**Exercise description**: Go through the data below. Pull out every line that has the word "this".
## begin Dataset records
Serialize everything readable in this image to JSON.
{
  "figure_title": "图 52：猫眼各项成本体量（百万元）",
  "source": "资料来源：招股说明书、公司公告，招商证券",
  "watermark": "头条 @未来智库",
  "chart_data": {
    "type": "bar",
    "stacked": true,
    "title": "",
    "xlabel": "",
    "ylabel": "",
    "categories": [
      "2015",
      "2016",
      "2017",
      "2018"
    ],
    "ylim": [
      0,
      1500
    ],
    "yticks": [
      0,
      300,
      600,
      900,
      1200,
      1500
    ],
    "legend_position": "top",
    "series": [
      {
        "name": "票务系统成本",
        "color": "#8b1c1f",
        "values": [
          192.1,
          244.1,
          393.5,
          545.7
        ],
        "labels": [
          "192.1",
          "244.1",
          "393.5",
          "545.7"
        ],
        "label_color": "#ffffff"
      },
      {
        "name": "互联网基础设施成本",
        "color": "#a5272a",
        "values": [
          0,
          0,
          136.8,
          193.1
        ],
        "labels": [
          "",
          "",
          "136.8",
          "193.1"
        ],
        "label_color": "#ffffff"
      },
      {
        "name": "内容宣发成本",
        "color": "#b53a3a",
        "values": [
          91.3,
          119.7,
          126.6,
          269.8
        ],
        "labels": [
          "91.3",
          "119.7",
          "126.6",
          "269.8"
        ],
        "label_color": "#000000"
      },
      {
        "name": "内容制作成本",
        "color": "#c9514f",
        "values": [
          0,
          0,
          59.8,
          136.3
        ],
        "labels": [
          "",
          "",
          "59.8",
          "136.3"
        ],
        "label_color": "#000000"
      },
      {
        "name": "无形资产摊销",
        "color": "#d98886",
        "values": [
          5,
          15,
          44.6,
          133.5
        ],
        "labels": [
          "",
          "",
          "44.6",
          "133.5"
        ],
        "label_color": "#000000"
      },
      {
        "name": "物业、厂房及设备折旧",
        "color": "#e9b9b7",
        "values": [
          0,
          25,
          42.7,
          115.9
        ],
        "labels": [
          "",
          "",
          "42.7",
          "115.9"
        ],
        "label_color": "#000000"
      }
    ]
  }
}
## end Dataset records
## begin Dataset records
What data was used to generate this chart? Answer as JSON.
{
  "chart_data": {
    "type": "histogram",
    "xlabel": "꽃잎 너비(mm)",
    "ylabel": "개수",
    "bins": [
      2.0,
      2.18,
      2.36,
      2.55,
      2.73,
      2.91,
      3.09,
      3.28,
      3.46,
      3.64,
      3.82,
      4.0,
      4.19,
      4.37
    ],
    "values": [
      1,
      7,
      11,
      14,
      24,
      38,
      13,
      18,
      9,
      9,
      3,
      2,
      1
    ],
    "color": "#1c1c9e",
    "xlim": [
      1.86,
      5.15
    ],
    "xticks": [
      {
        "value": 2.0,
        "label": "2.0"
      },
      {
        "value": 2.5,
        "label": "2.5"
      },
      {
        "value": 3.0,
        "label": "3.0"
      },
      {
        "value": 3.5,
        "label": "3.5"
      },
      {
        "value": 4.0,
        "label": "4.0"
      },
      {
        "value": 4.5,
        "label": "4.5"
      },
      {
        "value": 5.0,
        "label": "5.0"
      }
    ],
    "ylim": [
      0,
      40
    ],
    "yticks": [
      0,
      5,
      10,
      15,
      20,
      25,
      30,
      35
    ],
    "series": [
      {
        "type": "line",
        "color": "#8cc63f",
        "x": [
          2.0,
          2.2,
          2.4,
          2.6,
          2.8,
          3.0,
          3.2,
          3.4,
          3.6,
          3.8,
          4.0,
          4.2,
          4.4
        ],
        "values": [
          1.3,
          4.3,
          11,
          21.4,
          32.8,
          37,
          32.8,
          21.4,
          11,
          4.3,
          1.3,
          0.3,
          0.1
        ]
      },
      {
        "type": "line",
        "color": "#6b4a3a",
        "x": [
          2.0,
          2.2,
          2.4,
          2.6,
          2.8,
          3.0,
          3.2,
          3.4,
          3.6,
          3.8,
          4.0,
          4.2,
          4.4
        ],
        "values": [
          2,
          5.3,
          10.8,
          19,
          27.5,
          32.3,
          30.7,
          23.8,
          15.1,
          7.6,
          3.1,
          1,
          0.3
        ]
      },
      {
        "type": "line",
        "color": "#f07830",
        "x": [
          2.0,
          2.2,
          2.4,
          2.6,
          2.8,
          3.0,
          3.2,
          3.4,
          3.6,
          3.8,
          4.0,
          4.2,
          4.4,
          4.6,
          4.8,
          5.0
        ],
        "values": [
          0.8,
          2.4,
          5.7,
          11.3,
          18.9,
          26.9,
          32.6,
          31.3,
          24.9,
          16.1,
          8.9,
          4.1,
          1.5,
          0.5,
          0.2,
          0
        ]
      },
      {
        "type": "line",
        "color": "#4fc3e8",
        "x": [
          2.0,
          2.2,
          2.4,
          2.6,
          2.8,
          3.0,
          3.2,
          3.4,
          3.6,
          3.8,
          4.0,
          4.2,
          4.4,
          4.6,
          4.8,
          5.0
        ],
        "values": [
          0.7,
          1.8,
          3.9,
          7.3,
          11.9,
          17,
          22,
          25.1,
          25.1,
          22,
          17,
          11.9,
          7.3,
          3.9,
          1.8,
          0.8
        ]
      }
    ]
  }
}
## end Dataset records
**Answer below**:
Serialize everything readable in this image to JSON.
What data was used to generate this chart? Answer as JSON.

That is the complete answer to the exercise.